## TASKS TO CARRY OUT
**a)** Answer these questions from the Roosevelt Junior College article:
(i) During which years was the college active?
(ii) How large was its campus?
(iii) Which U.S. President was the neighboring high school named for?
**b)** Extend the Roosevelt Junior College article, starting after its final sentence.

## PASSAGE
+ + + +
Roosevelt Junior College
- Type: Junior college
- Active: 1958–1965
- Address: 1235 Fifteenth Street, West Palm Beach, Florida, U.S.

= Roosevelt Junior College =

1958-1965 segregated college in Florida

Roosevelt Junior College was an institution serving African-American students, located on an 18-acre campus at 1235 Fifteenth Street in West Palm Beach, Florida. It took its name from the adjacent black Roosevelt High School, named in honor of former U.S. President Theodore Roosevelt.
+ + + +
## RECORDS PROVIDED
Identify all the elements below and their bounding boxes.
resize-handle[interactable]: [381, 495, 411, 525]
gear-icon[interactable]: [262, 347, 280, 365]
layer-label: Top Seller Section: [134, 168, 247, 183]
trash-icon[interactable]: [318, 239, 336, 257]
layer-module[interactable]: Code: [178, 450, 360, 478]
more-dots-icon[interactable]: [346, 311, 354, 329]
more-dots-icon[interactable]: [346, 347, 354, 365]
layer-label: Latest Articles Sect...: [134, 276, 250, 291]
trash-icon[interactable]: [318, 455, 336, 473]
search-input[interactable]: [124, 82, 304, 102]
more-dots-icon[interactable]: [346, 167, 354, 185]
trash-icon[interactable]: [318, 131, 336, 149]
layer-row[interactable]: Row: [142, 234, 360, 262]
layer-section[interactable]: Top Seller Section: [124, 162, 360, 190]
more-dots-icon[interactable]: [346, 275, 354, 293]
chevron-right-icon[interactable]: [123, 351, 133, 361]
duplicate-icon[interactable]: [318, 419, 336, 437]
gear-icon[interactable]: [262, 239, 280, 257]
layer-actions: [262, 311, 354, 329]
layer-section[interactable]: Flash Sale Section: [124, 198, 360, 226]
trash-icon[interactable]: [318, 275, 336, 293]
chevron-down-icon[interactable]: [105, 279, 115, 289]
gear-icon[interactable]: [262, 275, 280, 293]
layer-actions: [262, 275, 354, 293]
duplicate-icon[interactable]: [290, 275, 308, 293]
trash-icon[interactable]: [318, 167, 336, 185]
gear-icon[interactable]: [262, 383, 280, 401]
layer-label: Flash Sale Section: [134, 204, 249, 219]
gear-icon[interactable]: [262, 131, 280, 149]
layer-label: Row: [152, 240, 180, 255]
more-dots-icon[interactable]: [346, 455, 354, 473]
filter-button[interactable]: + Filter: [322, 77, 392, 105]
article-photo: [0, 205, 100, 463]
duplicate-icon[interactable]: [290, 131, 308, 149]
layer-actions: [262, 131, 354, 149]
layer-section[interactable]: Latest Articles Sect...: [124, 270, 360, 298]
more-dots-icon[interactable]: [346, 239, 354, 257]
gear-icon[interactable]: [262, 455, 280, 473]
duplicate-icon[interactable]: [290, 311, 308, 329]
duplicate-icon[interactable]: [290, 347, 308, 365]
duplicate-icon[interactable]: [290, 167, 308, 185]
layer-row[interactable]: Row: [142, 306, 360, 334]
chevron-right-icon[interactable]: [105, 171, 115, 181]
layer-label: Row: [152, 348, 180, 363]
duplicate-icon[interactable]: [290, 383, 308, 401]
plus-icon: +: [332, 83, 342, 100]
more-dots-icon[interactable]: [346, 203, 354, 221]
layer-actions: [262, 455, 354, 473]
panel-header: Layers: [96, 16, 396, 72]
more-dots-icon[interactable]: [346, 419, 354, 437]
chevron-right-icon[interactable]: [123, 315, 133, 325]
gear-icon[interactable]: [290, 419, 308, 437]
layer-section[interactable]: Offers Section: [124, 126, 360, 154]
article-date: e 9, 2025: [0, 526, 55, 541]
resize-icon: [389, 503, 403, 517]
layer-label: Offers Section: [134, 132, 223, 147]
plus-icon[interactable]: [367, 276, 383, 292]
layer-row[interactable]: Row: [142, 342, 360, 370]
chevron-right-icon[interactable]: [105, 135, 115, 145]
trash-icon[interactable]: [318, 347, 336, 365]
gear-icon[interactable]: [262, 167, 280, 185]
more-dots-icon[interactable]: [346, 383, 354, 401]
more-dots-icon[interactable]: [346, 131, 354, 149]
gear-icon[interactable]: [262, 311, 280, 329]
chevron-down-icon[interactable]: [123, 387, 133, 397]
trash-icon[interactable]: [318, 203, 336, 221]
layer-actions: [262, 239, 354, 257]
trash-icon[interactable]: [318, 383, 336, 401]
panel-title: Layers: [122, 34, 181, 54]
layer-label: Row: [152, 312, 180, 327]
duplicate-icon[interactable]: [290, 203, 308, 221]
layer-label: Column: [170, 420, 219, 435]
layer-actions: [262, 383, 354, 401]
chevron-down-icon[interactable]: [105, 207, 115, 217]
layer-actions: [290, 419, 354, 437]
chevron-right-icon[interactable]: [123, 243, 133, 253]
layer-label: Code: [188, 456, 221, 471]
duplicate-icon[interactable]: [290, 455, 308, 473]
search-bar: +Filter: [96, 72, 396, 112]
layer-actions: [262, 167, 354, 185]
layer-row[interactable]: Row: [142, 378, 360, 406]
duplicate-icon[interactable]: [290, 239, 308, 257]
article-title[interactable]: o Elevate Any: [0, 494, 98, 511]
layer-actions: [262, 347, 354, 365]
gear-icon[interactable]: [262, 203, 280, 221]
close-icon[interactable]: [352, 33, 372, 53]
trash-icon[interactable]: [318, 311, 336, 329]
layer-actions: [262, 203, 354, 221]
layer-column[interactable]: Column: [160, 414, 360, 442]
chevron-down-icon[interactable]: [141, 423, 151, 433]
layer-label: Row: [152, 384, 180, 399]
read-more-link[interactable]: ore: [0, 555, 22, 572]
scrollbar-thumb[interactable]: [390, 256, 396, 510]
+ + + +
## ANSWERS FOR EACH ITEM
**a)**
(i) 1958–1965
(ii) 18 acres
(iii) Theodore Roosevelt

**b)**
It opened its doors in 1958, and for its first year was located in the facilities of Roosevelt High School, which was merged with Palm Beach High School in 1970 to create Twin Lakes High School. Its first and only president was Britton G. Sayles (also principal of Roosevelt High School). It was authorized and jointly supported by the State of Florida under the Minimum Foundation Program Law passed in 1947 by the Florida Legislature. When founded, it was one of 11 black junior colleges in the state of Florida founded to resist Brown v. Board of Education by showing that "separate but equal" higher education was available for African Americans; none survive today (2018). It was abruptly closed by the Palm Beach County Board of Public Instruction in 1965, leaving a bitterness which endures among its surviving staff and alumni. According to President Sayles, "the entire process was handled very unprofessionally." While sometimes it is said to have merged with Palm Beach Junior College (today Palm Beach State College), which began integration "sparingly" in 1963, this is not the recollection of those associated with the college. "There was no merger. They closed it, and there was never any mention of it. That was the end of it." According to President Sayles, six faculty, including two librarians, were transferred to Palm Beach Junior College; the rest lost their jobs.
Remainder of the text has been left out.